*YOUR OBJECTIVE:*
Retype the listing that follows, exactly as written.

(Stored items from a collection)
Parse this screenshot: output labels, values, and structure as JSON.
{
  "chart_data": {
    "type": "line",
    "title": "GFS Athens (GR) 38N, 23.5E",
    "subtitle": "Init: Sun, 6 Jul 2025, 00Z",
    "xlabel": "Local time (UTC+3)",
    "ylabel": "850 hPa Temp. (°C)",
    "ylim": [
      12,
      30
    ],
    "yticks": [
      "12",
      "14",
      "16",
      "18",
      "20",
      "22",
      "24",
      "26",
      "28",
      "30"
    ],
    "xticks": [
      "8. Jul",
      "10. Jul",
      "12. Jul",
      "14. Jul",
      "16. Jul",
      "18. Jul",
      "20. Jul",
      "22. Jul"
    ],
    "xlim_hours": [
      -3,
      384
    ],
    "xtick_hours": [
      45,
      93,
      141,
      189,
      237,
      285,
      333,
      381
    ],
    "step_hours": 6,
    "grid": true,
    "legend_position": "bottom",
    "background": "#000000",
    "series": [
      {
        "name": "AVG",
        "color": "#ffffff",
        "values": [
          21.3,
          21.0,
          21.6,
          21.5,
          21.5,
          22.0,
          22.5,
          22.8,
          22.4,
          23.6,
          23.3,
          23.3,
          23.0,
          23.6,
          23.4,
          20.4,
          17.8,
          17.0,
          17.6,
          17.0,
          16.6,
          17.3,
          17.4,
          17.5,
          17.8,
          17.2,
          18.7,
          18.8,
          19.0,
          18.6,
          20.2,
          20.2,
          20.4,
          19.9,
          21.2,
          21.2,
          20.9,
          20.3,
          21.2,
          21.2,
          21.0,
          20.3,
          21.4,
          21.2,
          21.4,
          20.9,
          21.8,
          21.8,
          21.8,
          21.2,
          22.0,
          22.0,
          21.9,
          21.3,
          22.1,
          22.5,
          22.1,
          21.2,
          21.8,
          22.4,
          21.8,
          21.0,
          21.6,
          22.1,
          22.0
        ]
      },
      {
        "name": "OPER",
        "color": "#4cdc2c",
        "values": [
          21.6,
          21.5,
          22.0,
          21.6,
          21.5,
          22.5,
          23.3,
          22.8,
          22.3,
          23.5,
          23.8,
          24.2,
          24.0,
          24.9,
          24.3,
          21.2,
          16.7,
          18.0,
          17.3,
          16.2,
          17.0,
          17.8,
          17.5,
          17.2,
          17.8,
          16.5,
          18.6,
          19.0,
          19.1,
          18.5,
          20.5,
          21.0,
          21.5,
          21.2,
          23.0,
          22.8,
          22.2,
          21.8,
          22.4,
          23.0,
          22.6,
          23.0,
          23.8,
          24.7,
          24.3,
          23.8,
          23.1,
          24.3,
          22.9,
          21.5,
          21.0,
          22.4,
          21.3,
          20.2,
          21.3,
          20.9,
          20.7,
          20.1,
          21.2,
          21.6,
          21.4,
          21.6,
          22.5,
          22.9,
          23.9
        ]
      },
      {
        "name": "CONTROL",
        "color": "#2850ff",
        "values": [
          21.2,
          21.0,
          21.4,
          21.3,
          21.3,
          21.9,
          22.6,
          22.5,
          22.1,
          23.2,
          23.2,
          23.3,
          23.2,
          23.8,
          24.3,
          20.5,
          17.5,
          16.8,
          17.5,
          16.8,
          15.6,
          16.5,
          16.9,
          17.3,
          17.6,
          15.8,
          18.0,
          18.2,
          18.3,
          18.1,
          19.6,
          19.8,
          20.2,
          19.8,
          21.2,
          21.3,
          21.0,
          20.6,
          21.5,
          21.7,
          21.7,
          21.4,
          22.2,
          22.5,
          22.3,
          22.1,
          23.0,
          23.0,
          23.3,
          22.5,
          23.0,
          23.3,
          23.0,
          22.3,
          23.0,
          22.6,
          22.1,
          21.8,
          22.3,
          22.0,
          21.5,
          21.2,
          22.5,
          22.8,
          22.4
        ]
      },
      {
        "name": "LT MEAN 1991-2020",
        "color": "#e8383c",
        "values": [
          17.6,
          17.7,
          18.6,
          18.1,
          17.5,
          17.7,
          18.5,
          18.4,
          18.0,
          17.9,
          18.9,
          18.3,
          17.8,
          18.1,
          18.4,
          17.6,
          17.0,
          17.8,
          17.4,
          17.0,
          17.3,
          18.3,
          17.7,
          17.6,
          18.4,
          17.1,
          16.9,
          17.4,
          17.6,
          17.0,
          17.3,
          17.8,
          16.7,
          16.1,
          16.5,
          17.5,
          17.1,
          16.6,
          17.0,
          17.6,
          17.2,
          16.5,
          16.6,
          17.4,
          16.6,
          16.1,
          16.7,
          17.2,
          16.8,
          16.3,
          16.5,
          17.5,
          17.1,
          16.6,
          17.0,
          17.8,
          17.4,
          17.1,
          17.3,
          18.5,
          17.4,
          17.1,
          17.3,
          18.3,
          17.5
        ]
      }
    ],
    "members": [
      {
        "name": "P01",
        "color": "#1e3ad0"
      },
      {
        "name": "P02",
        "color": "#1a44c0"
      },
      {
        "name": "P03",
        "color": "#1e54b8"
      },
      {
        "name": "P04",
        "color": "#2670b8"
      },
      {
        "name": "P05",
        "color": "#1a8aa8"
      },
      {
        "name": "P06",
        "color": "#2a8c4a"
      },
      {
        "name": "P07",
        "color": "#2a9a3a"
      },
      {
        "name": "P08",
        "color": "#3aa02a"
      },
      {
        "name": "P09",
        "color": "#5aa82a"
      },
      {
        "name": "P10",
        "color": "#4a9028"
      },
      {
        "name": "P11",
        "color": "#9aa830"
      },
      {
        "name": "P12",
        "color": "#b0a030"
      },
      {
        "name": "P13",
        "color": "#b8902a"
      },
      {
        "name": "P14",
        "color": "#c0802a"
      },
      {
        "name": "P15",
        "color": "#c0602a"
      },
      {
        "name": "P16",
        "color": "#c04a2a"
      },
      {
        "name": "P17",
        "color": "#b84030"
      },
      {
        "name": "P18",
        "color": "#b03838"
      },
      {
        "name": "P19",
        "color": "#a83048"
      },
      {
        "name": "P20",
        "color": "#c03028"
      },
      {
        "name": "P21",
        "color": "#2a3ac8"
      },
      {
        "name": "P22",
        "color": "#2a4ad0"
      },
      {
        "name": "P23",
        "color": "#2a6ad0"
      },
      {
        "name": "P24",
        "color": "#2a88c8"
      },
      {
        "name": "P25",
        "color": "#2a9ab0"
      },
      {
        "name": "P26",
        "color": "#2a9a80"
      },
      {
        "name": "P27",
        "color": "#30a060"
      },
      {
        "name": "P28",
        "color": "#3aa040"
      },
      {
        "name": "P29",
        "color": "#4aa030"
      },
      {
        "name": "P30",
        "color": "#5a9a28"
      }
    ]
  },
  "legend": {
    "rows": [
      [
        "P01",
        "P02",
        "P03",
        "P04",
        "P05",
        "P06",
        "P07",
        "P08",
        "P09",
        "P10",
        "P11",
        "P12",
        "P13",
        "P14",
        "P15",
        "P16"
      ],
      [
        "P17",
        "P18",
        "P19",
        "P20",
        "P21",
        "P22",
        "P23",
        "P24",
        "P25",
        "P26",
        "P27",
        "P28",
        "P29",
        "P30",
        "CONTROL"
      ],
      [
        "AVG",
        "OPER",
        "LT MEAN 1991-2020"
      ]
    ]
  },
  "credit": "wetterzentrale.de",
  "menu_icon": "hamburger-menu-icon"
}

*EXPECTED ANSWER:*
Parse this screenshot: output labels, values, and structure as JSON.
{
  "chart_data": {
    "type": "line",
    "title": "GFS Athens (GR) 38N, 23.5E",
    "subtitle": "Init: Sun, 6 Jul 2025, 00Z",
    "xlabel": "Local time (UTC+3)",
    "ylabel": "850 hPa Temp. (°C)",
    "ylim": [
      12,
      30
    ],
    "yticks": [
      "12",
      "14",
      "16",
      "18",
      "20",
      "22",
      "24",
      "26",
      "28",
      "30"
    ],
    "xticks": [
      "8. Jul",
      "10. Jul",
      "12. Jul",
      "14. Jul",
      "16. Jul",
      "18. Jul",
      "20. Jul",
      "22. Jul"
    ],
    "xlim_hours": [
      -3,
      384
    ],
    "xtick_hours": [
      45,
      93,
      141,
      189,
      237,
      285,
      333,
      381
    ],
    "step_hours": 6,
    "grid": true,
    "legend_position": "bottom",
    "background": "#000000",
    "series": [
      {
        "name": "AVG",
        "color": "#ffffff",
        "values": [
          21.3,
          21.0,
          21.6,
          21.5,
          21.5,
          22.0,
          22.5,
          22.8,
          22.4,
          23.6,
          23.3,
          23.3,
          23.0,
          23.6,
          23.4,
          20.4,
          17.8,
          17.0,
          17.6,
          17.0,
          16.6,
          17.3,
          17.4,
          17.5,
          17.8,
          17.2,
          18.7,
          18.8,
          19.0,
          18.6,
          20.2,
          20.2,
          20.4,
          19.9,
          21.2,
          21.2,
          20.9,
          20.3,
          21.2,
          21.2,
          21.0,
          20.3,
          21.4,
          21.2,
          21.4,
          20.9,
          21.8,
          21.8,
          21.8,
          21.2,
          22.0,
          22.0,
          21.9,
          21.3,
          22.1,
          22.5,
          22.1,
          21.2,
          21.8,
          22.4,
          21.8,
          21.0,
          21.6,
          22.1,
          22.0
        ]
      },
      {
        "name": "OPER",
        "color": "#4cdc2c",
        "values": [
          21.6,
          21.5,
          22.0,
          21.6,
          21.5,
          22.5,
          23.3,
          22.8,
          22.3,
          23.5,
          23.8,
          24.2,
          24.0,
          24.9,
          24.3,
          21.2,
          16.7,
          18.0,
          17.3,
          16.2,
          17.0,
          17.8,
          17.5,
          17.2,
          17.8,
          16.5,
          18.6,
          19.0,
          19.1,
          18.5,
          20.5,
          21.0,
          21.5,
          21.2,
          23.0,
          22.8,
          22.2,
          21.8,
          22.4,
          23.0,
          22.6,
          23.0,
          23.8,
          24.7,
          24.3,
          23.8,
          23.1,
          24.3,
          22.9,
          21.5,
          21.0,
          22.4,
          21.3,
          20.2,
          21.3,
          20.9,
          20.7,
          20.1,
          21.2,
          21.6,
          21.4,
          21.6,
          22.5,
          22.9,
          23.9
        ]
      },
      {
        "name": "CONTROL",
        "color": "#2850ff",
        "values": [
          21.2,
          21.0,
          21.4,
          21.3,
          21.3,
          21.9,
          22.6,
          22.5,
          22.1,
          23.2,
          23.2,
          23.3,
          23.2,
          23.8,
          24.3,
          20.5,
          17.5,
          16.8,
          17.5,
          16.8,
          15.6,
          16.5,
          16.9,
          17.3,
          17.6,
          15.8,
          18.0,
          18.2,
          18.3,
          18.1,
          19.6,
          19.8,
          20.2,
          19.8,
          21.2,
          21.3,
          21.0,
          20.6,
          21.5,
          21.7,
          21.7,
          21.4,
          22.2,
          22.5,
          22.3,
          22.1,
          23.0,
          23.0,
          23.3,
          22.5,
          23.0,
          23.3,
          23.0,
          22.3,
          23.0,
          22.6,
          22.1,
          21.8,
          22.3,
          22.0,
          21.5,
          21.2,
          22.5,
          22.8,
          22.4
        ]
      },
      {
        "name": "LT MEAN 1991-2020",
        "color": "#e8383c",
        "values": [
          17.6,
          17.7,
          18.6,
          18.1,
          17.5,
          17.7,
          18.5,
          18.4,
          18.0,
          17.9,
          18.9,
          18.3,
          17.8,
          18.1,
          18.4,
          17.6,
          17.0,
          17.8,
          17.4,
          17.0,
          17.3,
          18.3,
          17.7,
          17.6,
          18.4,
          17.1,
          16.9,
          17.4,
          17.6,
          17.0,
          17.3,
          17.8,
          16.7,
          16.1,
          16.5,
          17.5,
          17.1,
          16.6,
          17.0,
          17.6,
          17.2,
          16.5,
          16.6,
          17.4,
          16.6,
          16.1,
          16.7,
          17.2,
          16.8,
          16.3,
          16.5,
          17.5,
          17.1,
          16.6,
          17.0,
          17.8,
          17.4,
          17.1,
          17.3,
          18.5,
          17.4,
          17.1,
          17.3,
          18.3,
          17.5
        ]
      }
    ],
    "members": [
      {
        "name": "P01",
        "color": "#1e3ad0"
      },
      {
        "name": "P02",
        "color": "#1a44c0"
      },
      {
        "name": "P03",
        "color": "#1e54b8"
      },
      {
        "name": "P04",
        "color": "#2670b8"
      },
      {
        "name": "P05",
        "color": "#1a8aa8"
      },
      {
        "name": "P06",
        "color": "#2a8c4a"
      },
      {
        "name": "P07",
        "color": "#2a9a3a"
      },
      {
        "name": "P08",
        "color": "#3aa02a"
      },
      {
        "name": "P09",
        "color": "#5aa82a"
      },
      {
        "name": "P10",
        "color": "#4a9028"
      },
      {
        "name": "P11",
        "color": "#9aa830"
      },
      {
        "name": "P12",
        "color": "#b0a030"
      },
      {
        "name": "P13",
        "color": "#b8902a"
      },
      {
        "name": "P14",
        "color": "#c0802a"
      },
      {
        "name": "P15",
        "color": "#c0602a"
      },
      {
        "name": "P16",
        "color": "#c04a2a"
      },
      {
        "name": "P17",
        "color": "#b84030"
      },
      {
        "name": "P18",
        "color": "#b03838"
      },
      {
        "name": "P19",
        "color": "#a83048"
      },
      {
        "name": "P20",
        "color": "#c03028"
      },
      {
        "name": "P21",
        "color": "#2a3ac8"
      },
      {
        "name": "P22",
        "color": "#2a4ad0"
      },
      {
        "name": "P23",
        "color": "#2a6ad0"
      },
      {
        "name": "P24",
        "color": "#2a88c8"
      },
      {
        "name": "P25",
        "color": "#2a9ab0"
      },
      {
        "name": "P26",
        "color": "#2a9a80"
      },
      {
        "name": "P27",
        "color": "#30a060"
      },
      {
        "name": "P28",
        "color": "#3aa040"
      },
      {
        "name": "P29",
        "color": "#4aa030"
      },
      {
        "name": "P30",
        "color": "#5a9a28"
      }
    ]
  },
  "legend": {
    "rows": [
      [
        "P01",
        "P02",
        "P03",
        "P04",
        "P05",
        "P06",
        "P07",
        "P08",
        "P09",
        "P10",
        "P11",
        "P12",
        "P13",
        "P14",
        "P15",
        "P16"
      ],
      [
        "P17",
        "P18",
        "P19",
        "P20",
        "P21",
        "P22",
        "P23",
        "P24",
        "P25",
        "P26",
        "P27",
        "P28",
        "P29",
        "P30",
        "CONTROL"
      ],
      [
        "AVG",
        "OPER",
        "LT MEAN 1991-2020"
      ]
    ]
  },
  "credit": "wetterzentrale.de",
  "menu_icon": "hamburger-menu-icon"
}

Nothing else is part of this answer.